[Dataset records]
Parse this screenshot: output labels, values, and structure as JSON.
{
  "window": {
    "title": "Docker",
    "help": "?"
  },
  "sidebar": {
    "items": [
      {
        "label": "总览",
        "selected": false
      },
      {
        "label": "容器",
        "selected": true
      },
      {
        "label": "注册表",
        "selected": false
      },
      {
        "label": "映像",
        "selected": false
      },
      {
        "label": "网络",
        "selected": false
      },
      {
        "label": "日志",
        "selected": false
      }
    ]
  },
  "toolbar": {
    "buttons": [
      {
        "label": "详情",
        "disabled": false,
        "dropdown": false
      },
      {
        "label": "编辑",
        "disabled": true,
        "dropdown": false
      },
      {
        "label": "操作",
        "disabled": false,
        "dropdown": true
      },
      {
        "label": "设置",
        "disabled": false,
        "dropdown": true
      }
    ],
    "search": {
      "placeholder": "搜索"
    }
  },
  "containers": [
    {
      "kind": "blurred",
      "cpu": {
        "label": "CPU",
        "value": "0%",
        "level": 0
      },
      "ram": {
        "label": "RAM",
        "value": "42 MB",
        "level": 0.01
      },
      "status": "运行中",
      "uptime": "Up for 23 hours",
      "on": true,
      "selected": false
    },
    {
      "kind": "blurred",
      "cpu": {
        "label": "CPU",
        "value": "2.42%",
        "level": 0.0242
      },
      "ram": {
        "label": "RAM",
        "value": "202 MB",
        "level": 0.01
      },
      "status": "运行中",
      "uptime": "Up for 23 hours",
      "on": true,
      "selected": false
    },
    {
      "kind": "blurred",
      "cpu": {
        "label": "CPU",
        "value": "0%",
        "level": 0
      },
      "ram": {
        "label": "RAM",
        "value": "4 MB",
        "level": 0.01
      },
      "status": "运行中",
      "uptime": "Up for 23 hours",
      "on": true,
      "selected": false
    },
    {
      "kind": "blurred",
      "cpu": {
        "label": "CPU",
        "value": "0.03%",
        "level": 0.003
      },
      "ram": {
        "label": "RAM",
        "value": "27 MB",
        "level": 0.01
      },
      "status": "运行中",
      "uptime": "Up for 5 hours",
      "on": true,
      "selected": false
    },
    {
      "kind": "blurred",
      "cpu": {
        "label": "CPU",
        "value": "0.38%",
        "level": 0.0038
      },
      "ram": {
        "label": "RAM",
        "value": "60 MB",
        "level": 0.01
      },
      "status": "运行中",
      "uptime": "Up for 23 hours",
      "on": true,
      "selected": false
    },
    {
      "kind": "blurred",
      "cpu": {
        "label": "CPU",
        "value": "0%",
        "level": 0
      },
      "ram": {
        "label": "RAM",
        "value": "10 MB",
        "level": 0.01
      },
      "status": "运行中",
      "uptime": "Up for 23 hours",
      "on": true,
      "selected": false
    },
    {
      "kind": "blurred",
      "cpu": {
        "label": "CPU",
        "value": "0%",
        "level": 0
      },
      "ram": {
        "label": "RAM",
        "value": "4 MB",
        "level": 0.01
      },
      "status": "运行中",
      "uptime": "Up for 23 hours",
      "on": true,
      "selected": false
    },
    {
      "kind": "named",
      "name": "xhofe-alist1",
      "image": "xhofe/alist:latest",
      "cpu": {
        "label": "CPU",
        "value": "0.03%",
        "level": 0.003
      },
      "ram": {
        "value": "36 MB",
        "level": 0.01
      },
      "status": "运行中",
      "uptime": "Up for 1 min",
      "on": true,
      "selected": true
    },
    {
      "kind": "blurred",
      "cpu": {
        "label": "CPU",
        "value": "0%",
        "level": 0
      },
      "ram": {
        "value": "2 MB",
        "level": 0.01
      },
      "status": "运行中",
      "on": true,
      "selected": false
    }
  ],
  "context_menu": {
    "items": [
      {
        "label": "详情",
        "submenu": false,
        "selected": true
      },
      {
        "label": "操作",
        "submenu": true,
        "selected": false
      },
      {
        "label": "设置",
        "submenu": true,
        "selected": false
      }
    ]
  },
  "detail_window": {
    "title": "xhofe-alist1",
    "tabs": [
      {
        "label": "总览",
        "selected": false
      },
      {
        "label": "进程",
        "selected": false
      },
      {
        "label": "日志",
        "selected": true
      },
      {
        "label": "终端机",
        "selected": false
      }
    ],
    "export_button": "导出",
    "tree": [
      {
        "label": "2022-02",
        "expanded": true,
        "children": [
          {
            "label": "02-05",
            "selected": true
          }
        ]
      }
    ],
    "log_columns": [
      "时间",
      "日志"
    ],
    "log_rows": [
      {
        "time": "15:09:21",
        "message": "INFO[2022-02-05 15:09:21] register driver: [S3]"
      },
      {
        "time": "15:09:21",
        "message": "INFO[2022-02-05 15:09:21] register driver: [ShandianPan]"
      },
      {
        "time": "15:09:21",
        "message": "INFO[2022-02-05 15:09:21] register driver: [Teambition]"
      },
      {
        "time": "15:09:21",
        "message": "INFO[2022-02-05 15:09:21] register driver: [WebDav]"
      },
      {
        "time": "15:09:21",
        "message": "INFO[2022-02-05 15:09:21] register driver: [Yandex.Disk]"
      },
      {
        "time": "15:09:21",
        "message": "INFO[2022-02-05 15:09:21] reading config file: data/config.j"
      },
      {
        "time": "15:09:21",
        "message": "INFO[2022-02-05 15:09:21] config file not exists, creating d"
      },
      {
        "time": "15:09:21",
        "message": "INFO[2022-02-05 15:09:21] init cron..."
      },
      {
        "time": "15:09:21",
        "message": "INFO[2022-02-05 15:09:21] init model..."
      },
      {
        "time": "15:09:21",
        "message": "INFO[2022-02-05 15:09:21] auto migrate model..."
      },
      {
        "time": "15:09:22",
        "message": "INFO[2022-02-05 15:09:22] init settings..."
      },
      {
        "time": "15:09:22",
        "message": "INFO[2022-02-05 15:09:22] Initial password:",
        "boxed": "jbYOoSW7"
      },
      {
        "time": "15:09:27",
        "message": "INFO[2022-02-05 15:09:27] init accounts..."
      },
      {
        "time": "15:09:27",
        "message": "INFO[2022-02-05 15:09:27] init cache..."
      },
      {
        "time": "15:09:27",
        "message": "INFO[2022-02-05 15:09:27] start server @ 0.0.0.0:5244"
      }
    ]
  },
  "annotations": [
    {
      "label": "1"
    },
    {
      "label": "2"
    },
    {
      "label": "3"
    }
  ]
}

• _GIVEN PROBLEM_
Transcribe all entries exactly as they are given.

• _SOLUTION_
Parse this screenshot: output labels, values, and structure as JSON.
{
  "window": {
    "title": "Docker",
    "help": "?"
  },
  "sidebar": {
    "items": [
      {
        "label": "总览",
        "selected": false
      },
      {
        "label": "容器",
        "selected": true
      },
      {
        "label": "注册表",
        "selected": false
      },
      {
        "label": "映像",
        "selected": false
      },
      {
        "label": "网络",
        "selected": false
      },
      {
        "label": "日志",
        "selected": false
      }
    ]
  },
  "toolbar": {
    "buttons": [
      {
        "label": "详情",
        "disabled": false,
        "dropdown": false
      },
      {
        "label": "编辑",
        "disabled": true,
        "dropdown": false
      },
      {
        "label": "操作",
        "disabled": false,
        "dropdown": true
      },
      {
        "label": "设置",
        "disabled": false,
        "dropdown": true
      }
    ],
    "search": {
      "placeholder": "搜索"
    }
  },
  "containers": [
    {
      "kind": "blurred",
      "cpu": {
        "label": "CPU",
        "value": "0%",
        "level": 0
      },
      "ram": {
        "label": "RAM",
        "value": "42 MB",
        "level": 0.01
      },
      "status": "运行中",
      "uptime": "Up for 23 hours",
      "on": true,
      "selected": false
    },
    {
      "kind": "blurred",
      "cpu": {
        "label": "CPU",
        "value": "2.42%",
        "level": 0.0242
      },
      "ram": {
        "label": "RAM",
        "value": "202 MB",
        "level": 0.01
      },
      "status": "运行中",
      "uptime": "Up for 23 hours",
      "on": true,
      "selected": false
    },
    {
      "kind": "blurred",
      "cpu": {
        "label": "CPU",
        "value": "0%",
        "level": 0
      },
      "ram": {
        "label": "RAM",
        "value": "4 MB",
        "level": 0.01
      },
      "status": "运行中",
      "uptime": "Up for 23 hours",
      "on": true,
      "selected": false
    },
    {
      "kind": "blurred",
      "cpu": {
        "label": "CPU",
        "value": "0.03%",
        "level": 0.003
      },
      "ram": {
        "label": "RAM",
        "value": "27 MB",
        "level": 0.01
      },
      "status": "运行中",
      "uptime": "Up for 5 hours",
      "on": true,
      "selected": false
    },
    {
      "kind": "blurred",
      "cpu": {
        "label": "CPU",
        "value": "0.38%",
        "level": 0.0038
      },
      "ram": {
        "label": "RAM",
        "value": "60 MB",
        "level": 0.01
      },
      "status": "运行中",
      "uptime": "Up for 23 hours",
      "on": true,
      "selected": false
    },
    {
      "kind": "blurred",
      "cpu": {
        "label": "CPU",
        "value": "0%",
        "level": 0
      },
      "ram": {
        "label": "RAM",
        "value": "10 MB",
        "level": 0.01
      },
      "status": "运行中",
      "uptime": "Up for 23 hours",
      "on": true,
      "selected": false
    },
    {
      "kind": "blurred",
      "cpu": {
        "label": "CPU",
        "value": "0%",
        "level": 0
      },
      "ram": {
        "label": "RAM",
        "value": "4 MB",
        "level": 0.01
      },
      "status": "运行中",
      "uptime": "Up for 23 hours",
      "on": true,
      "selected": false
    },
    {
      "kind": "named",
      "name": "xhofe-alist1",
      "image": "xhofe/alist:latest",
      "cpu": {
        "label": "CPU",
        "value": "0.03%",
        "level": 0.003
      },
      "ram": {
        "value": "36 MB",
        "level": 0.01
      },
      "status": "运行中",
      "uptime": "Up for 1 min",
      "on": true,
      "selected": true
    },
    {
      "kind": "blurred",
      "cpu": {
        "label": "CPU",
        "value": "0%",
        "level": 0
      },
      "ram": {
        "value": "2 MB",
        "level": 0.01
      },
      "status": "运行中",
      "on": true,
      "selected": false
    }
  ],
  "context_menu": {
    "items": [
      {
        "label": "详情",
        "submenu": false,
        "selected": true
      },
      {
        "label": "操作",
        "submenu": true,
        "selected": false
      },
      {
        "label": "设置",
        "submenu": true,
        "selected": false
      }
    ]
  },
  "detail_window": {
    "title": "xhofe-alist1",
    "tabs": [
      {
        "label": "总览",
        "selected": false
      },
      {
        "label": "进程",
        "selected": false
      },
      {
        "label": "日志",
        "selected": true
      },
      {
        "label": "终端机",
        "selected": false
      }
    ],
    "export_button": "导出",
    "tree": [
      {
        "label": "2022-02",
        "expanded": true,
        "children": [
          {
            "label": "02-05",
            "selected": true
          }
        ]
      }
    ],
    "log_columns": [
      "时间",
      "日志"
    ],
    "log_rows": [
      {
        "time": "15:09:21",
        "message": "INFO[2022-02-05 15:09:21] register driver: [S3]"
      },
      {
        "time": "15:09:21",
        "message": "INFO[2022-02-05 15:09:21] register driver: [ShandianPan]"
      },
      {
        "time": "15:09:21",
        "message": "INFO[2022-02-05 15:09:21] register driver: [Teambition]"
      },
      {
        "time": "15:09:21",
        "message": "INFO[2022-02-05 15:09:21] register driver: [WebDav]"
      },
      {
        "time": "15:09:21",
        "message": "INFO[2022-02-05 15:09:21] register driver: [Yandex.Disk]"
      },
      {
        "time": "15:09:21",
        "message": "INFO[2022-02-05 15:09:21] reading config file: data/config.j"
      },
      {
        "time": "15:09:21",
        "message": "INFO[2022-02-05 15:09:21] config file not exists, creating d"
      },
      {
        "time": "15:09:21",
        "message": "INFO[2022-02-05 15:09:21] init cron..."
      },
      {
        "time": "15:09:21",
        "message": "INFO[2022-02-05 15:09:21] init model..."
      },
      {
        "time": "15:09:21",
        "message": "INFO[2022-02-05 15:09:21] auto migrate model..."
      },
      {
        "time": "15:09:22",
        "message": "INFO[2022-02-05 15:09:22] init settings..."
      },
      {
        "time": "15:09:22",
        "message": "INFO[2022-02-05 15:09:22] Initial password:",
        "boxed": "jbYOoSW7"
      },
      {
        "time": "15:09:27",
        "message": "INFO[2022-02-05 15:09:27] init accounts..."
      },
      {
        "time": "15:09:27",
        "message": "INFO[2022-02-05 15:09:27] init cache..."
      },
      {
        "time": "15:09:27",
        "message": "INFO[2022-02-05 15:09:27] start server @ 0.0.0.0:5244"
      }
    ]
  },
  "annotations": [
    {
      "label": "1"
    },
    {
      "label": "2"
    },
    {
      "label": "3"
    }
  ]
}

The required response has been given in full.